== Text segment ==
▶
Health issues prompt Tredway's early return to Steamboat

Tom Ross

— Steamboat Springs teacher Matt Tredway is on his way home from Mount Everest this morning after experiencing health problems while preparing for his attempt to summit the world’s tallest mountain.

Tredway’s wife, Dana, said her husband returned to Base Camp early this week after experiencing a “coronary event” at about 22,000 feet while hiking to Camp III. It was Tredway’s first trip to Camp III, which is at 24,600 feet.

“He had been feeling fine, but he got to a place where he felt huge tension in his chest,” Dana Tredway said. “He felt like his heart was two times bigger than it should be. He sat and waited, but it didn’t stop, and he began to feel nauseous.”



The Steamboat Springs Mid–dle School teacher returned down the mountain to seek the advice of doctors.

Dana Tredway said doctors at Everest Base Camp didn’t find any signs of a heart attack, and he reported feeling fine during his trek back to Katmandu.
◀
== Record extracts ==
▶
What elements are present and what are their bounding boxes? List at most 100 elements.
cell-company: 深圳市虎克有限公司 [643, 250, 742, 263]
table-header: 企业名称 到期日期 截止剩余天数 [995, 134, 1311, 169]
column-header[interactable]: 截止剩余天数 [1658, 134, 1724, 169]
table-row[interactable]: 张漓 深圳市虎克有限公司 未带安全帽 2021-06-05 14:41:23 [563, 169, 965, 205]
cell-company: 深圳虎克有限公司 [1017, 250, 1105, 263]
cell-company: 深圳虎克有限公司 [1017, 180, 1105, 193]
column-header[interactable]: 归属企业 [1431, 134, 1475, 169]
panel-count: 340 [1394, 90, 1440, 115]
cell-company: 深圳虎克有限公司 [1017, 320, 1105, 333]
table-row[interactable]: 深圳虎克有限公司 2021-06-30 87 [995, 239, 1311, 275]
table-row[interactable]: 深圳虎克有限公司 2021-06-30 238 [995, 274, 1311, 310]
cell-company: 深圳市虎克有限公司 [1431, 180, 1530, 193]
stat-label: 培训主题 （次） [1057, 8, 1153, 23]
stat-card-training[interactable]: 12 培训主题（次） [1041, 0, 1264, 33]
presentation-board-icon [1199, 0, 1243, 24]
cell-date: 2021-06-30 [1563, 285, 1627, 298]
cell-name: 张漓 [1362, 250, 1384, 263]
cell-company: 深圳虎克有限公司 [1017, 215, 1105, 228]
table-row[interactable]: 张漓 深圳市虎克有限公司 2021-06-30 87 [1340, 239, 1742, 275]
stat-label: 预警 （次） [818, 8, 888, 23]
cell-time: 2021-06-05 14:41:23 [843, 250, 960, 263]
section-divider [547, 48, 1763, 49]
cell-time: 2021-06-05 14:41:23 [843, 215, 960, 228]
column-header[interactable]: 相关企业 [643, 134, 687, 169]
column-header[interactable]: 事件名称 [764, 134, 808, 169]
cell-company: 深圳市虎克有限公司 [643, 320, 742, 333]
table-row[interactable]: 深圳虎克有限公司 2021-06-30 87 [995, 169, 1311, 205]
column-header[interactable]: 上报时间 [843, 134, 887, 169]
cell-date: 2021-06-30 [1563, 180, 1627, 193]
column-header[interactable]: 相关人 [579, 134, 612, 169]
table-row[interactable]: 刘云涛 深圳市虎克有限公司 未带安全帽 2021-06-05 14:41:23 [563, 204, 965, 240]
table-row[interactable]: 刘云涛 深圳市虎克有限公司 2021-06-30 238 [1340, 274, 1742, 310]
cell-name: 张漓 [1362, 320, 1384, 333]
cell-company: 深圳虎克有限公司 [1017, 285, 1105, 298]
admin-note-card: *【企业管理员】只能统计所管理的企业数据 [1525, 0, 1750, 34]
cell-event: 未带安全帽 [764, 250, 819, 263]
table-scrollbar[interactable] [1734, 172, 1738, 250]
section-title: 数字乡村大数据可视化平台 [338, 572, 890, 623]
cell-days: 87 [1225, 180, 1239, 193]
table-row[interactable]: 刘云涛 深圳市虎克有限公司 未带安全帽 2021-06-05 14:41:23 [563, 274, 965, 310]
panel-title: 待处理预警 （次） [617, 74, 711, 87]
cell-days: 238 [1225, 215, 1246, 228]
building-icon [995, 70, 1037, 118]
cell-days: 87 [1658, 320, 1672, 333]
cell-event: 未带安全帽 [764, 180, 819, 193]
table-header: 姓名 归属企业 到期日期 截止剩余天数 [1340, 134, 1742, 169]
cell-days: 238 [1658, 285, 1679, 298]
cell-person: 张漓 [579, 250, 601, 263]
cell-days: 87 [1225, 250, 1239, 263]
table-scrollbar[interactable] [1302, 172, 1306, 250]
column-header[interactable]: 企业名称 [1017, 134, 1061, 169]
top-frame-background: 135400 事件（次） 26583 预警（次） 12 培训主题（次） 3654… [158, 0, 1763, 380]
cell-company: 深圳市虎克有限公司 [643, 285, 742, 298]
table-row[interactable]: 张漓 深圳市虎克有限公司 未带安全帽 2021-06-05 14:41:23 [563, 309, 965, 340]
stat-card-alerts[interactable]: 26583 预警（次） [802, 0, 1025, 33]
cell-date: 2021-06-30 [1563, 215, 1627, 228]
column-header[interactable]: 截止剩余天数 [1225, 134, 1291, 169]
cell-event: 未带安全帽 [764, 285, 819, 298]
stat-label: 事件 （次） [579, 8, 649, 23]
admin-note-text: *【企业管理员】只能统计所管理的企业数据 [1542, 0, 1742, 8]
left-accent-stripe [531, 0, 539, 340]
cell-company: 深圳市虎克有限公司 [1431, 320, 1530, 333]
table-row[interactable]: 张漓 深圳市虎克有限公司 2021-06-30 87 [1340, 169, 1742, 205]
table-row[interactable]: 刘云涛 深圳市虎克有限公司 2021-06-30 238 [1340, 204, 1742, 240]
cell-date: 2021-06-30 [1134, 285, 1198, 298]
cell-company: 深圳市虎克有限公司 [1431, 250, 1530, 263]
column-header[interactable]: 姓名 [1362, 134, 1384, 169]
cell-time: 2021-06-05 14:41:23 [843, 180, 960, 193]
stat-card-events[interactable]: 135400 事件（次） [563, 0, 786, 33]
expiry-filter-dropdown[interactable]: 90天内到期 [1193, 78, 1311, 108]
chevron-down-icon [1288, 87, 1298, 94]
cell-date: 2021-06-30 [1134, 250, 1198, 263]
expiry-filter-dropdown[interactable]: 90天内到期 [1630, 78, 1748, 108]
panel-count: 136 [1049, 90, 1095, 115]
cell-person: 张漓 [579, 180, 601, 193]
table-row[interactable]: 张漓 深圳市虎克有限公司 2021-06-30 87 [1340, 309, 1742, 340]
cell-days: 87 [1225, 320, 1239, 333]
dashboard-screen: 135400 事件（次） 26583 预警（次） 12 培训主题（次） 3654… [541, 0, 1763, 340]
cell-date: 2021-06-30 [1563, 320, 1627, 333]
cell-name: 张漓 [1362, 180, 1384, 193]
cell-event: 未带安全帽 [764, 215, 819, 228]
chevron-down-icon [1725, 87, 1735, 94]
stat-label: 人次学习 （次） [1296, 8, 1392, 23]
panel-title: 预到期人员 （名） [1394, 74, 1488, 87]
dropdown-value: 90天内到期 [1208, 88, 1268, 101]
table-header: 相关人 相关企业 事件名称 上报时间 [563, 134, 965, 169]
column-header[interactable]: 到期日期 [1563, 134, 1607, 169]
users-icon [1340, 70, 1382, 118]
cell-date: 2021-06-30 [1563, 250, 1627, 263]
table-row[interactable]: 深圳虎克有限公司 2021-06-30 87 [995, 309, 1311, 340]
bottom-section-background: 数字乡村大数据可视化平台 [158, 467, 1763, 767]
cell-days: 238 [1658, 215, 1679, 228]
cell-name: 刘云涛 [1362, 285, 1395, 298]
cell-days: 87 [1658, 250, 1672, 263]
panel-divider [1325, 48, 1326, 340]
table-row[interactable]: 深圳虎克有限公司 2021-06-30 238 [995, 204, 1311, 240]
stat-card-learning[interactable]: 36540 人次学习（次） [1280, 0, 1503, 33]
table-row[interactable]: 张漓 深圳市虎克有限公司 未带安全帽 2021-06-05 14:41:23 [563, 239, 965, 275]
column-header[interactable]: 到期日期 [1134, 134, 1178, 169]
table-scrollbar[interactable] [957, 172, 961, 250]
◀
== What you need to do ==
1: Rewrite the paragraph of the Everest article that begins "Tredway's wife, Dana, said" as a shorter summary that keeps its main facts.
2: Answer these questions from the Everest article:
(a) At roughly what altitude did Tredway have the "coronary event"?
(b) What did he begin to feel after sitting and waiting?
(c) What did doctors at Everest Base Camp not find?
3: Please duplicate the Everest article from "The Steamboat Springs" up to and including "back to Katmandu.".

== Answers for the exercise ==
1: Dana Tredway said her husband went back to Base Camp early this week after a "coronary event" at about 22,000 feet on his first hike toward Camp III, which sits at 24,600 feet.

2:
(a) About 22,000 feet.
(b) Nauseous.
(c) Any signs of a heart attack.

3:
The Steamboat Springs Mid–dle School teacher returned down the mountain to seek the advice of doctors.

Dana Tredway said doctors at Everest Base Camp didn’t find any signs of a heart attack, and he reported feeling fine during his trek back to Katmandu.